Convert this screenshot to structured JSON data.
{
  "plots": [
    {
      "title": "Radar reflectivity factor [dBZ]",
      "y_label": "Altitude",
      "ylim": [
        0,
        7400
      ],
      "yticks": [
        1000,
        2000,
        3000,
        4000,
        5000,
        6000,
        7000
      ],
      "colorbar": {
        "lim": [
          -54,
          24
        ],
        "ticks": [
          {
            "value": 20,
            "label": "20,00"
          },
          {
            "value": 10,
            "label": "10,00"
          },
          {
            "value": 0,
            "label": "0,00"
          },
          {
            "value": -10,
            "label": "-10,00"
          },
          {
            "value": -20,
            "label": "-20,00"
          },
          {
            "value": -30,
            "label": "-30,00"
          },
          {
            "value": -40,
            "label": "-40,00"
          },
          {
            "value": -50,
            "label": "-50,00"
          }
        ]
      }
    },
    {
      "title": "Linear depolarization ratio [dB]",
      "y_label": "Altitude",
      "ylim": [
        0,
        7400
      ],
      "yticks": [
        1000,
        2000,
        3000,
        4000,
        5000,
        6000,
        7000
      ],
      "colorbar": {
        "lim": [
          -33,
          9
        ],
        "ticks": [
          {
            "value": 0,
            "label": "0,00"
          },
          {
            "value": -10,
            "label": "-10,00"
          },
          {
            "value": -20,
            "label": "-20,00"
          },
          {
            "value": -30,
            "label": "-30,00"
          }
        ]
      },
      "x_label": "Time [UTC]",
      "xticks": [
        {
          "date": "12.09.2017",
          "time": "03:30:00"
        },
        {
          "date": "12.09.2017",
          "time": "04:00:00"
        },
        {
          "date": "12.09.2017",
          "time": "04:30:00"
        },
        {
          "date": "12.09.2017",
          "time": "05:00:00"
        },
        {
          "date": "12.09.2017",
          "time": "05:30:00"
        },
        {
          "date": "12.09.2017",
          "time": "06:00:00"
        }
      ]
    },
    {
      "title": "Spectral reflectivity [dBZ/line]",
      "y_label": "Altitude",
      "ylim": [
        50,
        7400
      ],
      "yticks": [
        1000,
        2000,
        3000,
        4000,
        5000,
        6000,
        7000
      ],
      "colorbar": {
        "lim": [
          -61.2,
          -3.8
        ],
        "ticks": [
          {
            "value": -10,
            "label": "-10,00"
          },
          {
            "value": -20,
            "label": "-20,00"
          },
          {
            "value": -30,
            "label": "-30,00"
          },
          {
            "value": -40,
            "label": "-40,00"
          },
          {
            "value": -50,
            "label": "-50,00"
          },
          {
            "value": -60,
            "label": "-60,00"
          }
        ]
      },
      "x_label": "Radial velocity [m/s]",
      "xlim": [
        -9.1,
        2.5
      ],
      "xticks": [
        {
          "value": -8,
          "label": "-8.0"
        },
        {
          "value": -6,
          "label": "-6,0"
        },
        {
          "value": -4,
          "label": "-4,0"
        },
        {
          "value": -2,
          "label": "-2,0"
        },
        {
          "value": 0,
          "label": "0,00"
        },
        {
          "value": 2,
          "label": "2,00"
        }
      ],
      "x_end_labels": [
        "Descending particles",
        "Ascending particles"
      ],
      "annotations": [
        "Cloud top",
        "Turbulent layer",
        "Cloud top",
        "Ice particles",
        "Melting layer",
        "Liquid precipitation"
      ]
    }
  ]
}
§
# Written problem
Copy out every line of the listing that includes the string "title".

# Complete output
      "title": "Radar reflectivity factor [dBZ]",
      "title": "Linear depolarization ratio [dB]",
      "title": "Spectral reflectivity [dBZ/line]",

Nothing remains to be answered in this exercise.